**RECORDS FOR THE TASK:**
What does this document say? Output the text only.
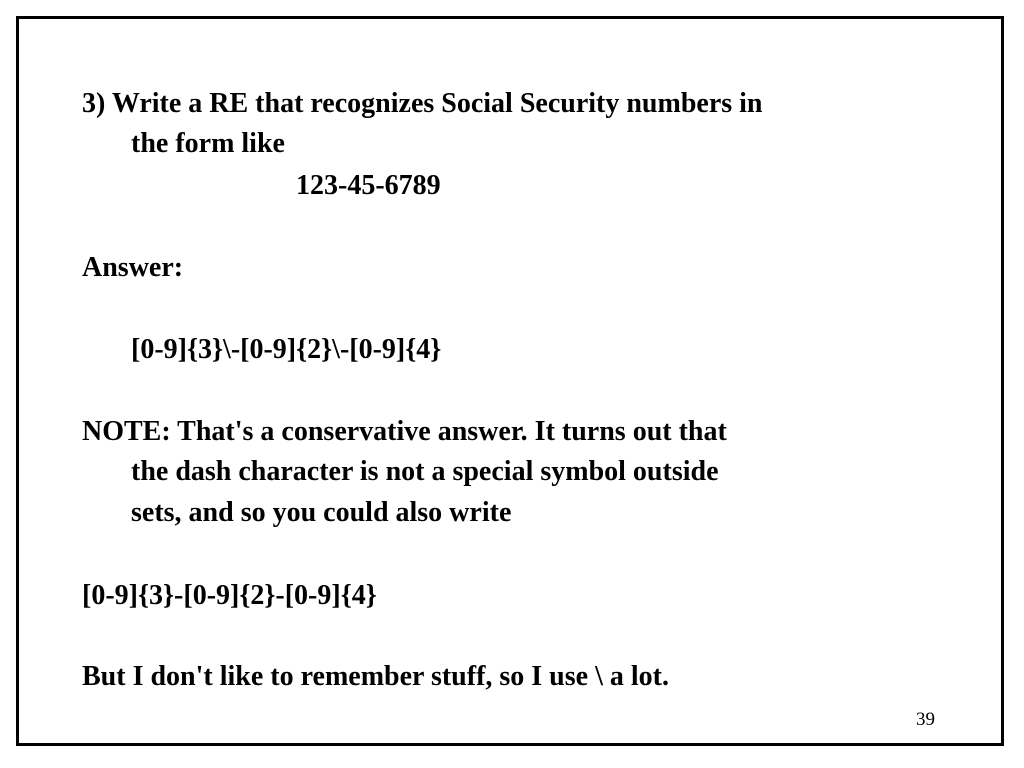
3) Write a RE that recognizes Social Security numbers in
the form like
123-45-6789
Answer:
[0-9]{3}\-[0-9]{2}\-[0-9]{4}
NOTE: That's a conservative answer. It turns out that
the dash character is not a special symbol outside
sets, and so you could also write
[0-9]{3}-[0-9]{2}-[0-9]{4}
But I don't like to remember stuff, so I use \ a lot.
39
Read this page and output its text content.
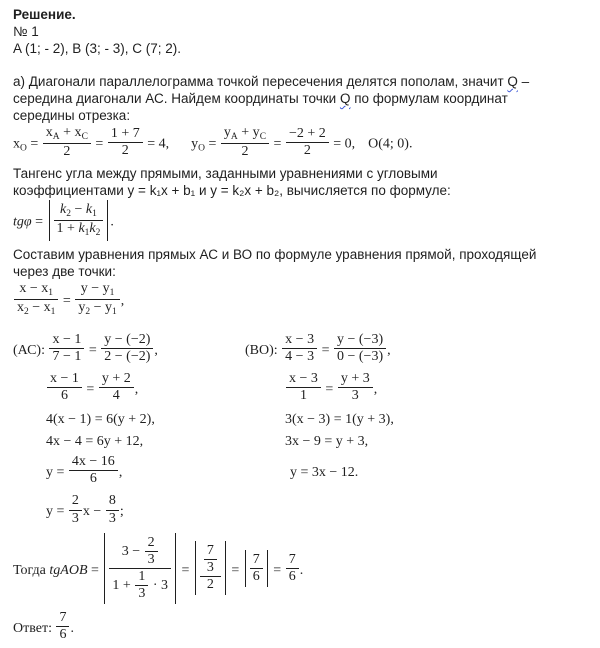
Решение.
№ 1
A (1; - 2), B (3; - 3), C (7; 2).
а) Диагонали параллелограмма точкой пересечения делятся пополам, значит Q –
середина диагонали АС. Найдем координаты точки Q по формулам координат
середины отрезка:
$x_O = \frac{x_A + x_C}{2} = \frac{1 + 7}{2} = 4$, $y_O = \frac{y_A + y_C}{2} = \frac{-2 + 2}{2} = 0$, O(4; 0).
Тангенс угла между прямыми, заданными уравнениями с угловыми
коэффициентами y = k₁x + b₁ и y = k₂x + b₂, вычисляется по формуле:
$tg\varphi = \frac{k_2 - k_1}{1 + k_1k_2}$ .
Составим уравнения прямых АС и ВО по формуле уравнения прямой, проходящей
через две точки:
$\frac{x - x_1}{x_2 - x_1} = \frac{y - y_1}{y_2 - y_1}$ ,
(АС): $\frac{x - 1}{7 - 1} = \frac{y - (-2)}{2 - (-2)}$ ,	(ВО): $\frac{x - 3}{4 - 3} = \frac{y - (-3)}{0 - (-3)}$ ,
$\frac{x - 1}{6} = \frac{y + 2}{4}$ ,	$\frac{x - 3}{1} = \frac{y + 3}{3}$ ,
4(x − 1) = 6(y + 2),	3(x − 3) = 1(y + 3),
4x − 4 = 6y + 12,	3x − 9 = y + 3,
$y = \frac{4x - 16}{6}$ ,	y = 3x − 12.
$y = \frac{2}{3}$ $x - \frac{8}{3}$ ;
Тогда tgAOB = $\frac{3 - \frac{2}{3}}{1 + \frac{1}{3} \cdot 3} = \frac{\frac{7}{3}}{2} = \frac{7}{6} = \frac{7}{6}$ .
Ответ: $\frac{7}{6}$ .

**PROBLEM TO WORK ON:**
The lines to be extracted begin at the line containing "Read this page and output its text content." and continue through the final line of the material above, both ends included. Reproduce them exactly, without the pictures.

**FULL RESPONSE:**
Read this page and output its text content.
Решение.
№ 1
A (1; - 2), B (3; - 3), C (7; 2).
а) Диагонали параллелограмма точкой пересечения делятся пополам, значит Q –
середина диагонали АС. Найдем координаты точки Q по формулам координат
середины отрезка:
$x_O = \frac{x_A + x_C}{2} = \frac{1 + 7}{2} = 4$, $y_O = \frac{y_A + y_C}{2} = \frac{-2 + 2}{2} = 0$, O(4; 0).
Тангенс угла между прямыми, заданными уравнениями с угловыми
коэффициентами y = k₁x + b₁ и y = k₂x + b₂, вычисляется по формуле:
$tg\varphi = \frac{k_2 - k_1}{1 + k_1k_2}$ .
Составим уравнения прямых АС и ВО по формуле уравнения прямой, проходящей
через две точки:
$\frac{x - x_1}{x_2 - x_1} = \frac{y - y_1}{y_2 - y_1}$ ,
(АС): $\frac{x - 1}{7 - 1} = \frac{y - (-2)}{2 - (-2)}$ ,	(ВО): $\frac{x - 3}{4 - 3} = \frac{y - (-3)}{0 - (-3)}$ ,
$\frac{x - 1}{6} = \frac{y + 2}{4}$ ,	$\frac{x - 3}{1} = \frac{y + 3}{3}$ ,
4(x − 1) = 6(y + 2),	3(x − 3) = 1(y + 3),
4x − 4 = 6y + 12,	3x − 9 = y + 3,
$y = \frac{4x - 16}{6}$ ,	y = 3x − 12.
$y = \frac{2}{3}$ $x - \frac{8}{3}$ ;
Тогда tgAOB = $\frac{3 - \frac{2}{3}}{1 + \frac{1}{3} \cdot 3} = \frac{\frac{7}{3}}{2} = \frac{7}{6} = \frac{7}{6}$ .
Ответ: $\frac{7}{6}$ .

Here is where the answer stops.